Pictures stay out of the copy; restate everything else in the material exactly.

* * *

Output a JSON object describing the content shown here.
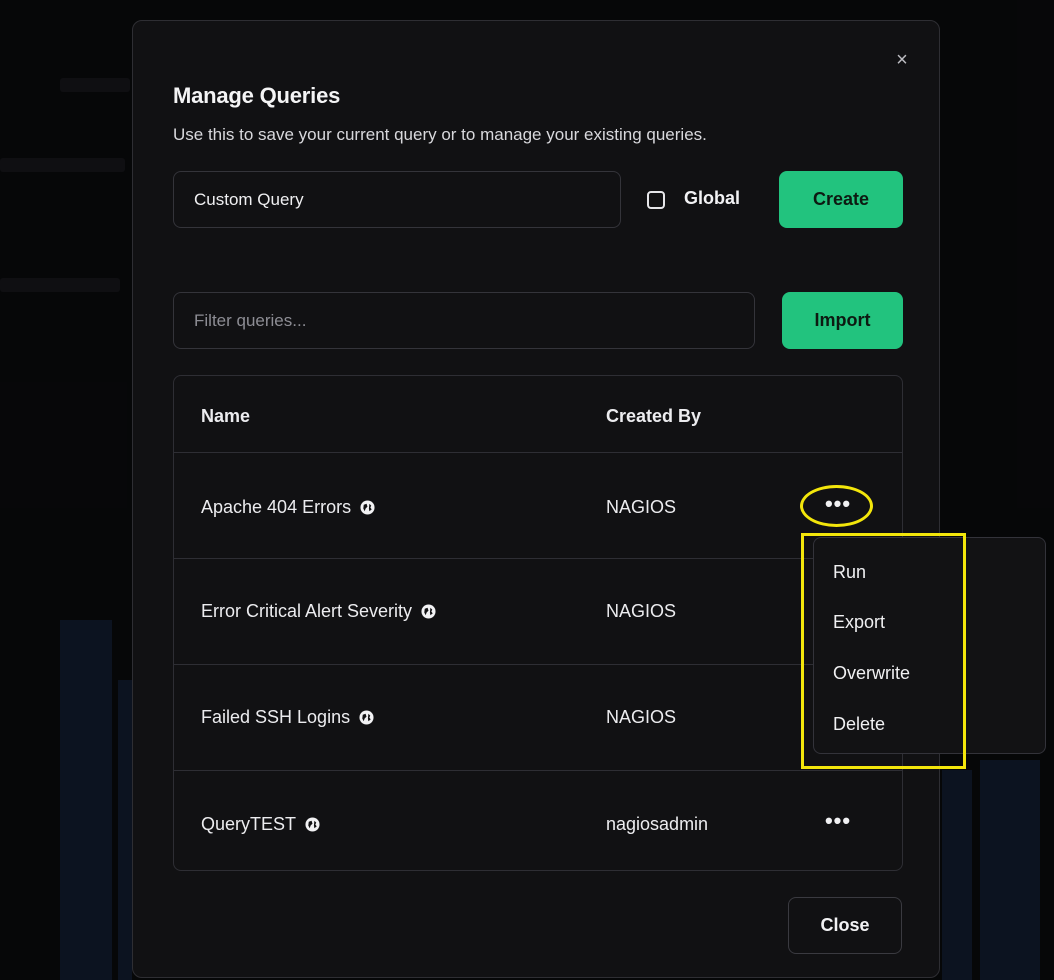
{
  "modal": {
    "title": "Manage Queries",
    "subtitle": "Use this to save your current query or to manage your existing queries.",
    "close_icon": "×"
  },
  "create_form": {
    "query_name_value": "Custom Query",
    "global_label": "Global",
    "global_checked": false,
    "create_label": "Create"
  },
  "filter": {
    "placeholder": "Filter queries...",
    "import_label": "Import"
  },
  "table": {
    "columns": [
      "Name",
      "Created By"
    ],
    "rows": [
      {
        "name": "Apache 404 Errors",
        "created_by": "NAGIOS",
        "global": true
      },
      {
        "name": "Error Critical Alert Severity",
        "created_by": "NAGIOS",
        "global": true
      },
      {
        "name": "Failed SSH Logins",
        "created_by": "NAGIOS",
        "global": true
      },
      {
        "name": "QueryTEST",
        "created_by": "nagiosadmin",
        "global": true
      }
    ],
    "actions_label": "•••"
  },
  "actions_menu": {
    "items": [
      "Run",
      "Export",
      "Overwrite",
      "Delete"
    ]
  },
  "footer": {
    "close_label": "Close"
  },
  "colors": {
    "accent": "#22c37e",
    "highlight": "#f3e60b",
    "modal_bg": "#111113",
    "border": "#2e2e34"
  },
  "icons": {
    "global": "globe-icon",
    "close": "close-icon",
    "actions": "more-horizontal-icon"
  }
}
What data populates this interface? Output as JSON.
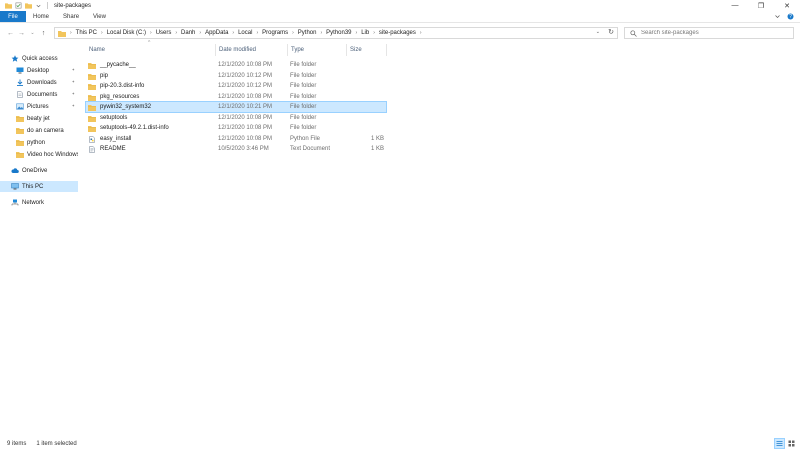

* * *

Output below:
Output a JSON object describing the content shown here.
{
  "modal": {
    "title": "Manage Queries",
    "subtitle": "Use this to save your current query or to manage your existing queries.",
    "close_icon": "×"
  },
  "create_form": {
    "query_name_value": "Custom Query",
    "global_label": "Global",
    "global_checked": false,
    "create_label": "Create"
  },
  "filter": {
    "placeholder": "Filter queries...",
    "import_label": "Import"
  },
  "table": {
    "columns": [
      "Name",
      "Created By"
    ],
    "rows": [
      {
        "name": "Apache 404 Errors",
        "created_by": "NAGIOS",
        "global": true
      },
      {
        "name": "Error Critical Alert Severity",
        "created_by": "NAGIOS",
        "global": true
      },
      {
        "name": "Failed SSH Logins",
        "created_by": "NAGIOS",
        "global": true
      },
      {
        "name": "QueryTEST",
        "created_by": "nagiosadmin",
        "global": true
      }
    ],
    "actions_label": "•••"
  },
  "actions_menu": {
    "items": [
      "Run",
      "Export",
      "Overwrite",
      "Delete"
    ]
  },
  "footer": {
    "close_label": "Close"
  },
  "colors": {
    "accent": "#22c37e",
    "highlight": "#f3e60b",
    "modal_bg": "#111113",
    "border": "#2e2e34"
  },
  "icons": {
    "global": "globe-icon",
    "close": "close-icon",
    "actions": "more-horizontal-icon"
  }
}
What data populates this interface? Output as JSON.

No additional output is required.